What to produce
Print out each record below, unaltered and complete, without its images.
----- Dataset records
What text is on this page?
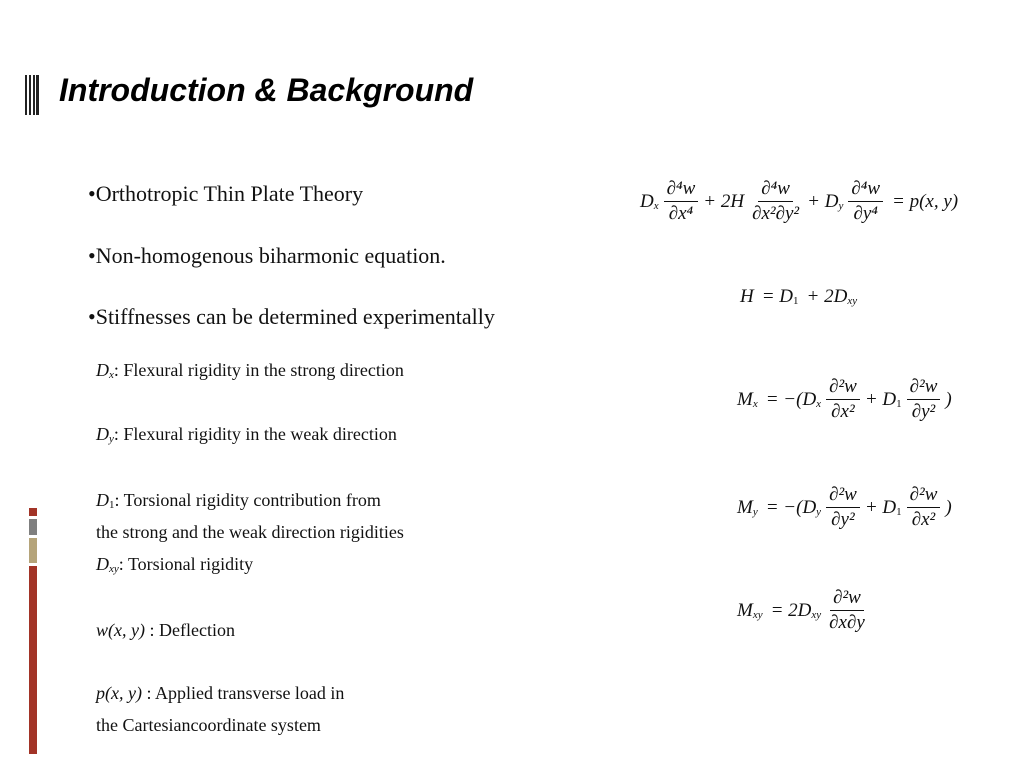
Introduction & Background
•Orthotropic Thin Plate Theory
•Non-homogenous biharmonic equation.
•Stiffnesses can be determined experimentally
$D_x$: Flexural rigidity in the strong direction
$D_y$: Flexural rigidity in the weak direction
$D_1$: Torsional rigidity contribution from
the strong and the weak direction rigidities
$D_{xy}$: Torsional rigidity
w(x, y) : Deflection
p(x, y) : Applied transverse load in
the Cartesiancoordinate system
$D_x \frac{\text{∂⁴w}}{\text{∂x⁴}} + 2H \frac{\text{∂⁴w}}{\text{∂x²∂y²}} + D_y \frac{\text{∂⁴w}}{\text{∂y⁴}} = p(x$, y)
$H = D_1 + 2D_{xy}$
$M_x = -(D_x \frac{\text{∂²w}}{\text{∂x²}} + D_1 \frac{\text{∂²w}}{\text{∂y²}}$ )
$M_y = -(D_y \frac{\text{∂²w}}{\text{∂y²}} + D_1 \frac{\text{∂²w}}{\text{∂x²}}$ )
$M_{xy} = 2D_{xy} \frac{\text{∂²w}}{\partial x\partial y}$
----------
Final answer
What text is on this page?
Introduction & Background
•Orthotropic Thin Plate Theory
•Non-homogenous biharmonic equation.
•Stiffnesses can be determined experimentally
$D_x$: Flexural rigidity in the strong direction
$D_y$: Flexural rigidity in the weak direction
$D_1$: Torsional rigidity contribution from
the strong and the weak direction rigidities
$D_{xy}$: Torsional rigidity
w(x, y) : Deflection
p(x, y) : Applied transverse load in
the Cartesiancoordinate system
$D_x \frac{\text{∂⁴w}}{\text{∂x⁴}} + 2H \frac{\text{∂⁴w}}{\text{∂x²∂y²}} + D_y \frac{\text{∂⁴w}}{\text{∂y⁴}} = p(x$, y)
$H = D_1 + 2D_{xy}$
$M_x = -(D_x \frac{\text{∂²w}}{\text{∂x²}} + D_1 \frac{\text{∂²w}}{\text{∂y²}}$ )
$M_y = -(D_y \frac{\text{∂²w}}{\text{∂y²}} + D_1 \frac{\text{∂²w}}{\text{∂x²}}$ )
$M_{xy} = 2D_{xy} \frac{\text{∂²w}}{\partial x\partial y}$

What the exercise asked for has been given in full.